━━━━━ Recorded data

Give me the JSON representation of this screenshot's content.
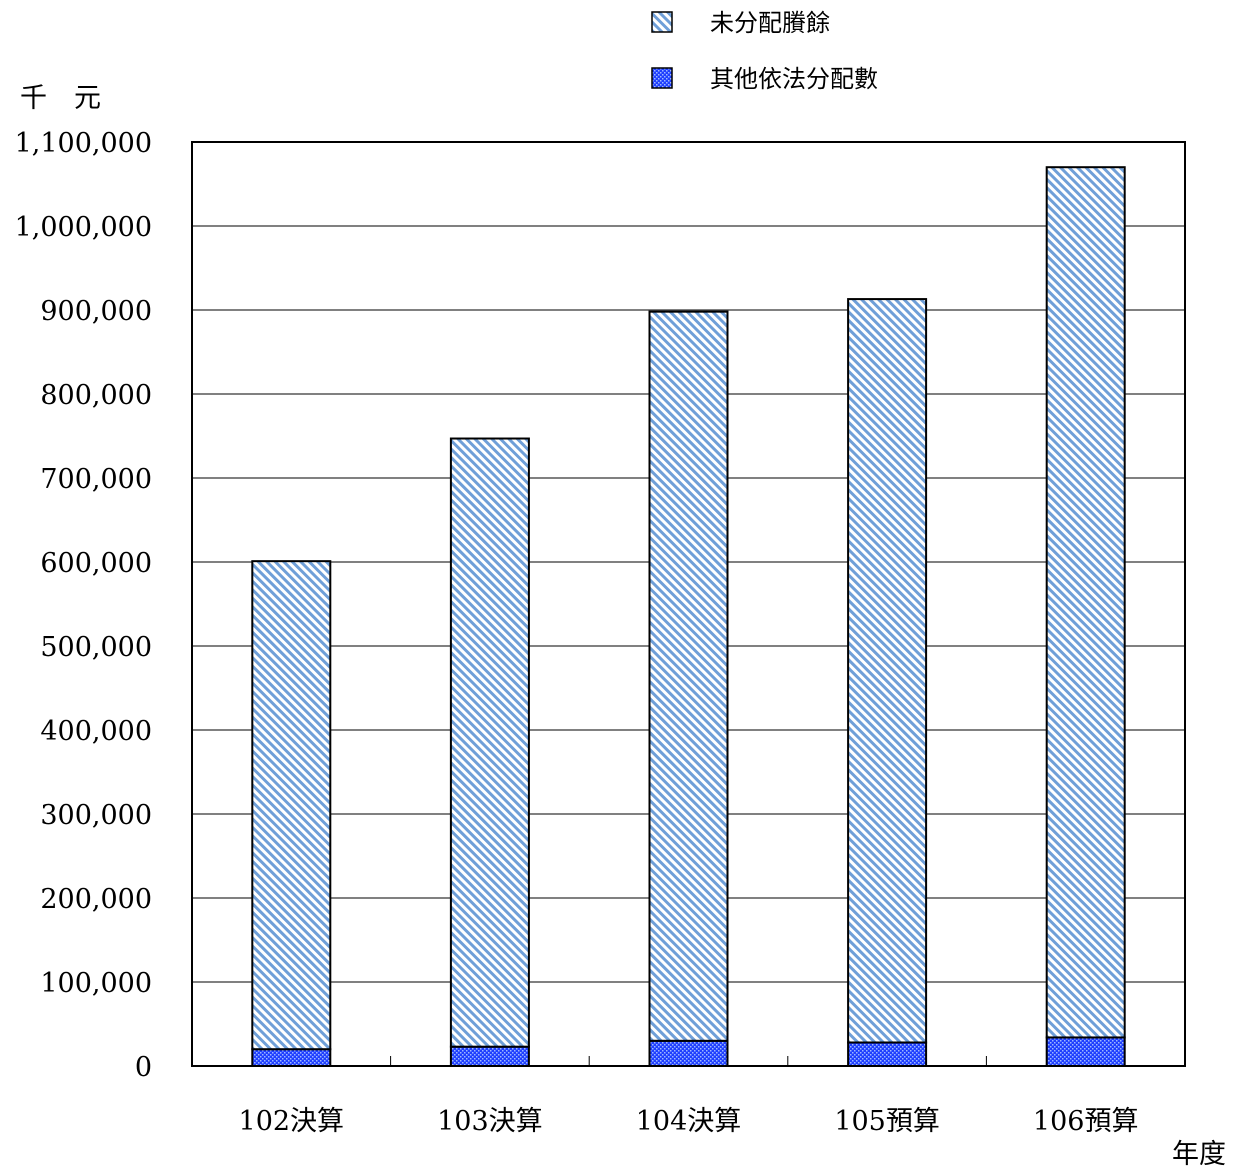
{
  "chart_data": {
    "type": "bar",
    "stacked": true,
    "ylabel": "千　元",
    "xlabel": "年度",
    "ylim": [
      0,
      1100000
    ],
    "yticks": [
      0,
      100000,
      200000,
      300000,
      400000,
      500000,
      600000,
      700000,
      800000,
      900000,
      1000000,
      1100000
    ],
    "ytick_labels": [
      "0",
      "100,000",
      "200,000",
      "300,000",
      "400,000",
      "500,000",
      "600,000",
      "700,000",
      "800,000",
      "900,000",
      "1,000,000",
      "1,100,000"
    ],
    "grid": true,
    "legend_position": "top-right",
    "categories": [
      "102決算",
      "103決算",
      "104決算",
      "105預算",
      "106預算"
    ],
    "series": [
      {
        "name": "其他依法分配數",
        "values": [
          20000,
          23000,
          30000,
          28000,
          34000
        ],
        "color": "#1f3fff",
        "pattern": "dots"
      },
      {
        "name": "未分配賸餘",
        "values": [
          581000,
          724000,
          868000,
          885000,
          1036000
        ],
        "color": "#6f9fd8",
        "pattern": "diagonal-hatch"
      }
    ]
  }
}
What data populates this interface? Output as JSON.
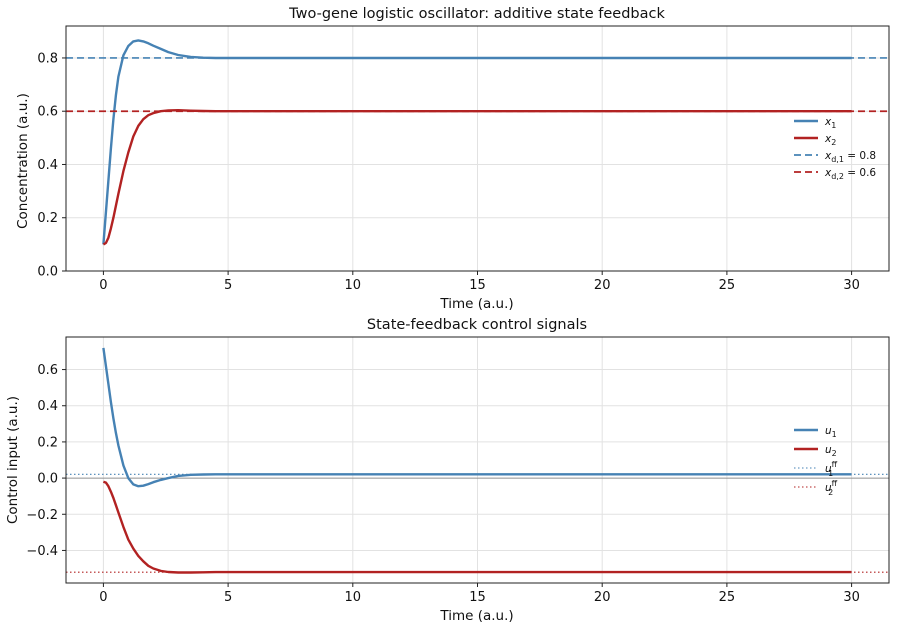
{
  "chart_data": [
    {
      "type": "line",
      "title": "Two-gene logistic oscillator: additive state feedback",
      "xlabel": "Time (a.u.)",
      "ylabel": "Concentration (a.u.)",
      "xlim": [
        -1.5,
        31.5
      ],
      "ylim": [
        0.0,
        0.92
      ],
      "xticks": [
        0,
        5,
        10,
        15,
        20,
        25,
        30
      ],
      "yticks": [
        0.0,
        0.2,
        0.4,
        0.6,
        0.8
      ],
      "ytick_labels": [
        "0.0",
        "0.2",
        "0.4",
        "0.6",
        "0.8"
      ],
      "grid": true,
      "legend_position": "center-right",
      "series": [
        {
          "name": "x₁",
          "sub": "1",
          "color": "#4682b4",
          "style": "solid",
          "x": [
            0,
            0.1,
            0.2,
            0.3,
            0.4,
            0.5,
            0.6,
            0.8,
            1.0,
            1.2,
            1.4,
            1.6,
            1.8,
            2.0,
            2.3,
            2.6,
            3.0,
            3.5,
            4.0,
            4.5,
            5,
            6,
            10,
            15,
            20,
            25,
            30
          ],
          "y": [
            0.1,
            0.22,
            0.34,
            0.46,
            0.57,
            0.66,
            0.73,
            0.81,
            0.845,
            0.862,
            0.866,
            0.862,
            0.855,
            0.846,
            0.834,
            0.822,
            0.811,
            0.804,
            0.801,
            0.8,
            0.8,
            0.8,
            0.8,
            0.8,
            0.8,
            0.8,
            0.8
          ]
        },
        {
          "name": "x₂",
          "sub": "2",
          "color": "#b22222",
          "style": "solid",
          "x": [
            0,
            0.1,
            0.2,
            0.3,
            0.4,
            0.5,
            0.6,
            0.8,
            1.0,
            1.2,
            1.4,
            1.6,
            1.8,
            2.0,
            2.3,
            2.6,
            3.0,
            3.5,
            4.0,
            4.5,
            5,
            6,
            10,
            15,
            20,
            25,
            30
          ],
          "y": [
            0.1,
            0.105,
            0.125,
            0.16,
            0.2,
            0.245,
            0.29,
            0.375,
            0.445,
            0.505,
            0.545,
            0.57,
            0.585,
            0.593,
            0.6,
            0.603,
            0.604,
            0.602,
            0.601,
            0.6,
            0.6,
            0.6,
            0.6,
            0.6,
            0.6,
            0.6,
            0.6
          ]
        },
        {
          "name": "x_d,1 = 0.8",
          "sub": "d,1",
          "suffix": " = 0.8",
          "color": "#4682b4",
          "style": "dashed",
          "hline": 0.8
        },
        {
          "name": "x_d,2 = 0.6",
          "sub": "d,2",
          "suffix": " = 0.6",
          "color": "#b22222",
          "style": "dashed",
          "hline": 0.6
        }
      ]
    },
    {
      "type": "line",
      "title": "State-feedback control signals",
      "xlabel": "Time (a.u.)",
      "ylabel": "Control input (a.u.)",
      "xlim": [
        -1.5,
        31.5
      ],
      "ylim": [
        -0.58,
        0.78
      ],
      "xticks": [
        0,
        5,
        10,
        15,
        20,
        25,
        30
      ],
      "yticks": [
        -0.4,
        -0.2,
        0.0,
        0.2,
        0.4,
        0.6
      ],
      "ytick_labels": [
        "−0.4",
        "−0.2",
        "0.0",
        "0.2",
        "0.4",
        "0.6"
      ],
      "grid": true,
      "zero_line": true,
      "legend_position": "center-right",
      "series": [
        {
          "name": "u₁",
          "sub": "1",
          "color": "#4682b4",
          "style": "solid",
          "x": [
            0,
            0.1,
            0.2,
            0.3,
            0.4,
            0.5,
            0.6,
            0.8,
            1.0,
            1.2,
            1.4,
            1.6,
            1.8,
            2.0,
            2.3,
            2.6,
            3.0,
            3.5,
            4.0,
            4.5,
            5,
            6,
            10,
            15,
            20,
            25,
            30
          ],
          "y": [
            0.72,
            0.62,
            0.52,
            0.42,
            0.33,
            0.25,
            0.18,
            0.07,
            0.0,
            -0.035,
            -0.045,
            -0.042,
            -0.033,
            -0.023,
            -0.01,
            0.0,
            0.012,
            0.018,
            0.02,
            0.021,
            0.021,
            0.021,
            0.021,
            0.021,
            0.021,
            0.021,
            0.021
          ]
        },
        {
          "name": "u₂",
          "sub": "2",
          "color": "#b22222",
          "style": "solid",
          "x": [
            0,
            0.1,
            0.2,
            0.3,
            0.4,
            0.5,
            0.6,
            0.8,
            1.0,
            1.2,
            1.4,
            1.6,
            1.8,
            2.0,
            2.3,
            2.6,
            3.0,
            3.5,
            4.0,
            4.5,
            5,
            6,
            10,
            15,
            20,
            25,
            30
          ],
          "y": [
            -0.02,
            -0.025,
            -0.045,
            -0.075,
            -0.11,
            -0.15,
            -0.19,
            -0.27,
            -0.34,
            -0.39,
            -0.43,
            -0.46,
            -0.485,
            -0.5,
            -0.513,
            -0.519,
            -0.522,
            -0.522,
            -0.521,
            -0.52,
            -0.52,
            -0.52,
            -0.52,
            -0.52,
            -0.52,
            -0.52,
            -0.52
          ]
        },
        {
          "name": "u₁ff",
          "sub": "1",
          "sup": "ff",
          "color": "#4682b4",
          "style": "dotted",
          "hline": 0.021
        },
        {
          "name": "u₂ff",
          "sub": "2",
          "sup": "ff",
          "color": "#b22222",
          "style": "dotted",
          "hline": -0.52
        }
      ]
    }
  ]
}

━━━━━━━━━━
━━━━━ Recorded data

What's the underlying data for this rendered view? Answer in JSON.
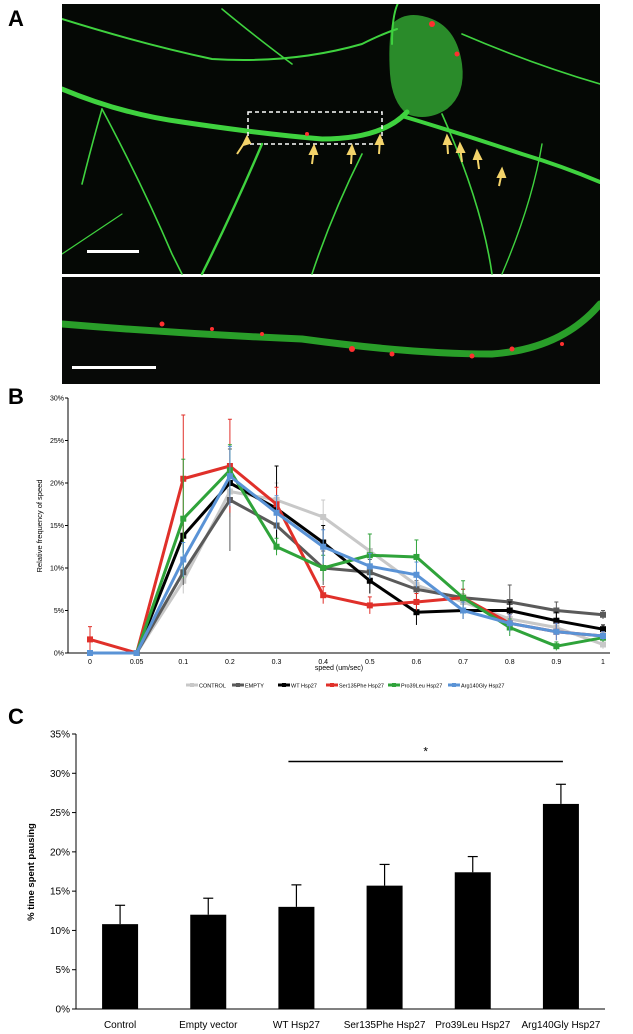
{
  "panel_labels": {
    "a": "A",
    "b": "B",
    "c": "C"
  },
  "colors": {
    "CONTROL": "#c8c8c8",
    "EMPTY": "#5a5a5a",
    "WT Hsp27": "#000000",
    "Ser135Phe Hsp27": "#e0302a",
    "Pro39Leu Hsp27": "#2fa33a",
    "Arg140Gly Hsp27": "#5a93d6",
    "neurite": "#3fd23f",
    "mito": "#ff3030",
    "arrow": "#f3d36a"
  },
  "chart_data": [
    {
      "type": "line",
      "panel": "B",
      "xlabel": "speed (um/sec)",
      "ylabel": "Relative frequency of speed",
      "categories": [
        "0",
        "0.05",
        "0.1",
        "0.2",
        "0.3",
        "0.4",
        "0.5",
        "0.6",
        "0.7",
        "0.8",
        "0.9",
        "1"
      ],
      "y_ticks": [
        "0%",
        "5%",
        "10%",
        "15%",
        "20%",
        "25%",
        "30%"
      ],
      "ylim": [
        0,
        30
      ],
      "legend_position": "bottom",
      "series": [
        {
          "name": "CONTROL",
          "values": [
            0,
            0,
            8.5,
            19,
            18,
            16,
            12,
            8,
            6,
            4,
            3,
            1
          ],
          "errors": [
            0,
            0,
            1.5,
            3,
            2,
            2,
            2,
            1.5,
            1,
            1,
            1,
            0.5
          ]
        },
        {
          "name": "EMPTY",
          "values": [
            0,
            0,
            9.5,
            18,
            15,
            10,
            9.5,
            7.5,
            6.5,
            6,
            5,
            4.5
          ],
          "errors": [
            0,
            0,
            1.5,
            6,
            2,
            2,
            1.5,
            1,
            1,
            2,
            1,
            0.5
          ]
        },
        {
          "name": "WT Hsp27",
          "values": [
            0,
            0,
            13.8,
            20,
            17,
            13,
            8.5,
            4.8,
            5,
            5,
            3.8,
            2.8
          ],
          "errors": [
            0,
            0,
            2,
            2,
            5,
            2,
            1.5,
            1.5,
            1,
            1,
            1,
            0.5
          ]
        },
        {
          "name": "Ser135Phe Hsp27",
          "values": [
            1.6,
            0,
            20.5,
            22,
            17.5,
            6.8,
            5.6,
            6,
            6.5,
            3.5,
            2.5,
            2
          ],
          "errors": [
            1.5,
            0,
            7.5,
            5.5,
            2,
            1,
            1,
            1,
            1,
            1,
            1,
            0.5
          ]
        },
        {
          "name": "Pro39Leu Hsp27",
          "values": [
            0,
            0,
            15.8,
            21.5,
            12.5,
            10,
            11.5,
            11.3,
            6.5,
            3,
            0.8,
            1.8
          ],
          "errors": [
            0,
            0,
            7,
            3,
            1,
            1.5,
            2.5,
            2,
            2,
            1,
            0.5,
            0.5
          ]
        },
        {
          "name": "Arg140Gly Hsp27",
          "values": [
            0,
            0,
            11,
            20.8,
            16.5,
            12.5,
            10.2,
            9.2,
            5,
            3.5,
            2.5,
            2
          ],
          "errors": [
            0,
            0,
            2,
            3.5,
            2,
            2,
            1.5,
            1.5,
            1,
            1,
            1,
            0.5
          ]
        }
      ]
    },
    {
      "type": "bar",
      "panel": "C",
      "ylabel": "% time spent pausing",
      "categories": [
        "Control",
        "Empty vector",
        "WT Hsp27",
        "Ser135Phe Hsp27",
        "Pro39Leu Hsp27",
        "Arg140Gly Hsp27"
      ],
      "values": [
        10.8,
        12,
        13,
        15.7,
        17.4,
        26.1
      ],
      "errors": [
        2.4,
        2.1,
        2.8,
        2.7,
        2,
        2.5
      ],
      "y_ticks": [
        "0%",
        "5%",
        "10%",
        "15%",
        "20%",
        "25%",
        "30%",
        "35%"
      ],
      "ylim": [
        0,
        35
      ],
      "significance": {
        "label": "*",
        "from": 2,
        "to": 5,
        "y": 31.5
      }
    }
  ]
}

━━━━━━━━━━

In the material above, find each line that contains the word "title", and select it.

• Written reply
      "title": "Two-gene logistic oscillator: additive state feedback",
      "title": "State-feedback control signals",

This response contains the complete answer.